* YOUR OBJECTIVE
Report how many lines of the records below include the word "outlet". Give nothing but the number.

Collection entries
** BEGIN **
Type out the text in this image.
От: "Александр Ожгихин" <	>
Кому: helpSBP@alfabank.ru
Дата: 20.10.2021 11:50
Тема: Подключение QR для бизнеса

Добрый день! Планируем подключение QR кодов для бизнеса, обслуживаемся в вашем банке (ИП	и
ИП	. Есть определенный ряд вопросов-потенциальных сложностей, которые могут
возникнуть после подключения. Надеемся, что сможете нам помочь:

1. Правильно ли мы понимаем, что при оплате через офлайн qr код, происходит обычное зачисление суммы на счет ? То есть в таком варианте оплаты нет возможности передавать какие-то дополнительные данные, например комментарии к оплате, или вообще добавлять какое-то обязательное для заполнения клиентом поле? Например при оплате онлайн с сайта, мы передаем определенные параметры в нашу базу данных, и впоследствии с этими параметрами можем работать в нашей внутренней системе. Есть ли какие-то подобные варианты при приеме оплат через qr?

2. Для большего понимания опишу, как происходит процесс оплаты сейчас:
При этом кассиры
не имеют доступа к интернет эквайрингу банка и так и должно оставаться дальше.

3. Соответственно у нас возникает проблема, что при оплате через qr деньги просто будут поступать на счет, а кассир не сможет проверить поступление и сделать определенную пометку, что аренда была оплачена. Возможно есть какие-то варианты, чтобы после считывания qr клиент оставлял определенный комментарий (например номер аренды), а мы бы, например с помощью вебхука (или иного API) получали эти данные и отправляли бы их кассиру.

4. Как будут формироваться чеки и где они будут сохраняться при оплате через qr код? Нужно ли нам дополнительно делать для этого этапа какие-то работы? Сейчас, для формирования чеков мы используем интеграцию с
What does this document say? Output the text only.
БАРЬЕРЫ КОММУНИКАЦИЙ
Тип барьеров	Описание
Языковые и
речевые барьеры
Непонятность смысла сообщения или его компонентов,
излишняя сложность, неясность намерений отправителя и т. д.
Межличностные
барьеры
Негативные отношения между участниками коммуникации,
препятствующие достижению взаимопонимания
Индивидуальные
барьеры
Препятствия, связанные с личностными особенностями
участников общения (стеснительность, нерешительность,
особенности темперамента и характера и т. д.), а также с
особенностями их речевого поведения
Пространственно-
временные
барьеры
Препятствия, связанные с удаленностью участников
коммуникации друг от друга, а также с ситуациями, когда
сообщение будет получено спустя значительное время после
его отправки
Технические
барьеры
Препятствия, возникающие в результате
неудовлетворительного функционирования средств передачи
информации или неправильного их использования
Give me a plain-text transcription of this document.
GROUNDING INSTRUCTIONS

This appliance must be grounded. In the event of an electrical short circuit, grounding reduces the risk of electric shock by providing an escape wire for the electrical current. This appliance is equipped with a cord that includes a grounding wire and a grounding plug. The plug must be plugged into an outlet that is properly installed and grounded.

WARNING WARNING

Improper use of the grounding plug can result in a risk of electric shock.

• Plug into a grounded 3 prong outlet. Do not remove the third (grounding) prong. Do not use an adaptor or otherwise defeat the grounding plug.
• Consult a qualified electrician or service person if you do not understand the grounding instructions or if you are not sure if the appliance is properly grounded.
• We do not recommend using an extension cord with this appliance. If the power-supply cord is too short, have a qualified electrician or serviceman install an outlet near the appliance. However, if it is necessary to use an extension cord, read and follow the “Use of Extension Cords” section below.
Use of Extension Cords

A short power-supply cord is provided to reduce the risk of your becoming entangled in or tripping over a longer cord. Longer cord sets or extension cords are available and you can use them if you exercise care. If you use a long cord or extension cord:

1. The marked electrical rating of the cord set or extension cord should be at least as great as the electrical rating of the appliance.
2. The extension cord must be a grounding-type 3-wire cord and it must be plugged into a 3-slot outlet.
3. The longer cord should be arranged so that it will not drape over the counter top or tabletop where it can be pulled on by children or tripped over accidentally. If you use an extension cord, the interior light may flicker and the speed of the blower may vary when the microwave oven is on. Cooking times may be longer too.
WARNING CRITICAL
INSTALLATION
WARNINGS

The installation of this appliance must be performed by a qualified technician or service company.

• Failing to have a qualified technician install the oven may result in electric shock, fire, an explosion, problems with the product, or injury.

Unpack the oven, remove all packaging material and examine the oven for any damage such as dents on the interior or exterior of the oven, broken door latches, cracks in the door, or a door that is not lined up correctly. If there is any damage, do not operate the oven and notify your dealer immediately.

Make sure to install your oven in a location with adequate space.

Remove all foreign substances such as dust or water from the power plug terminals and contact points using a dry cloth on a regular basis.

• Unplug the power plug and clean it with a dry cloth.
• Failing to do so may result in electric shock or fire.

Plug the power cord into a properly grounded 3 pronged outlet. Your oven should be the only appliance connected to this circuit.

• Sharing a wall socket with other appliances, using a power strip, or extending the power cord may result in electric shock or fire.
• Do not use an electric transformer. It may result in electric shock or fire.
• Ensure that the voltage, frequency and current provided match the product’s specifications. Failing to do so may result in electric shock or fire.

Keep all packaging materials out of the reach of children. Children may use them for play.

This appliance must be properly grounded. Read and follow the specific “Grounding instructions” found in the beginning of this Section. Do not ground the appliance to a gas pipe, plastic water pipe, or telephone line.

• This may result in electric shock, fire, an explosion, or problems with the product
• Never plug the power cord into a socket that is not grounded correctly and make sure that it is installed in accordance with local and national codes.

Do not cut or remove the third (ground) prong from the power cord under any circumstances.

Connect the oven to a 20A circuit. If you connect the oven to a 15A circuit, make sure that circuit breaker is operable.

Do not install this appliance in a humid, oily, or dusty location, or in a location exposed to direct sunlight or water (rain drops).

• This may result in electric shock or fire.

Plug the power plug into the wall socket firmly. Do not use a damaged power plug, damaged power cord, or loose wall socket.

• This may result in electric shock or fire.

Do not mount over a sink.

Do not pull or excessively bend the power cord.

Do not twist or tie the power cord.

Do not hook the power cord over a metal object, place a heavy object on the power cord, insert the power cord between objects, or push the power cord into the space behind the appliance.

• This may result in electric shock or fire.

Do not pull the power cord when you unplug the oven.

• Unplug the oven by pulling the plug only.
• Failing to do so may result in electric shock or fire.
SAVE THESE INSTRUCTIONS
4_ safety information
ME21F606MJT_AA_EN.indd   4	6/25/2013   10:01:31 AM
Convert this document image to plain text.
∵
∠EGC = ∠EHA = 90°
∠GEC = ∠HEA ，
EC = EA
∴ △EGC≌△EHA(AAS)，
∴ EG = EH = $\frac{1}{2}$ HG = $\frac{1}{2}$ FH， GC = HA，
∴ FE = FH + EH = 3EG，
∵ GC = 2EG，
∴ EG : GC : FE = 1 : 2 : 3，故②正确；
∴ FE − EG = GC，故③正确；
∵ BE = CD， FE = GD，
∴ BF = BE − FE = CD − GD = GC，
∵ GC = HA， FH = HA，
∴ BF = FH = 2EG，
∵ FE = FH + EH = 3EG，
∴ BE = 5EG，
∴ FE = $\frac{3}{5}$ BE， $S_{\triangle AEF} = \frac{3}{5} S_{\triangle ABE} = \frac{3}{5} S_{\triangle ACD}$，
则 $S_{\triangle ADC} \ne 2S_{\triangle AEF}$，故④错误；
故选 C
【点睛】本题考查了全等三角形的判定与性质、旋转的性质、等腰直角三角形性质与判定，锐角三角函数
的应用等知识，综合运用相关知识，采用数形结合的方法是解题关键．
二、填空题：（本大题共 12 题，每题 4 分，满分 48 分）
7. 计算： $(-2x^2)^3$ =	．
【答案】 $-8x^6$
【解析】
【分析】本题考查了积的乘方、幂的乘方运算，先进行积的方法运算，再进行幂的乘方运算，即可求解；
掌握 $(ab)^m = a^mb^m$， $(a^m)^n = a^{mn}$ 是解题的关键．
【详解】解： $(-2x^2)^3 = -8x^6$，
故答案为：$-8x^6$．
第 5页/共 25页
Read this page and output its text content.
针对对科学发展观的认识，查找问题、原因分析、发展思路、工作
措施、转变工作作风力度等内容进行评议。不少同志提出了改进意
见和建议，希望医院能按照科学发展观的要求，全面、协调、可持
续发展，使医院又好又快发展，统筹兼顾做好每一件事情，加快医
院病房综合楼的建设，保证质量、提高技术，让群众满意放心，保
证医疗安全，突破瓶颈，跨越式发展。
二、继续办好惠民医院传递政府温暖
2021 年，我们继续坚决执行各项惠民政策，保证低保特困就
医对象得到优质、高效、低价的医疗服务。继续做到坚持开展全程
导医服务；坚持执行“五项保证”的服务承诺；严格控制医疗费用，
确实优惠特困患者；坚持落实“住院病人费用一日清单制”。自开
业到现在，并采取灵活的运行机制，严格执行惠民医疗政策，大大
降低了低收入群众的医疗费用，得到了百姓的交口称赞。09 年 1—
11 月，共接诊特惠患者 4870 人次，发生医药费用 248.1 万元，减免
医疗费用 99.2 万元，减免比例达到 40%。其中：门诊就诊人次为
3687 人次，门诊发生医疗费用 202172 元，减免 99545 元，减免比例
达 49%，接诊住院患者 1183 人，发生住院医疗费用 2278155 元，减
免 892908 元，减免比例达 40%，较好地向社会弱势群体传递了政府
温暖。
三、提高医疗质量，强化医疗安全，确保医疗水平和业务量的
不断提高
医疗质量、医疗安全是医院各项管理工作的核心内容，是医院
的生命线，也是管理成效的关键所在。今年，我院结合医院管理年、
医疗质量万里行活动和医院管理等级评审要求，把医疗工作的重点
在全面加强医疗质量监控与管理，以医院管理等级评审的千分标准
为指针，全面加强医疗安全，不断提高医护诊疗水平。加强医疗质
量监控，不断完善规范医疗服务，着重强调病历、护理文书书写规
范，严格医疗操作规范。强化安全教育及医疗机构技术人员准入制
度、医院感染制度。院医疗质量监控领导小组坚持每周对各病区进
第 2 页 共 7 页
** END **
* WRITTEN RESPONSE
5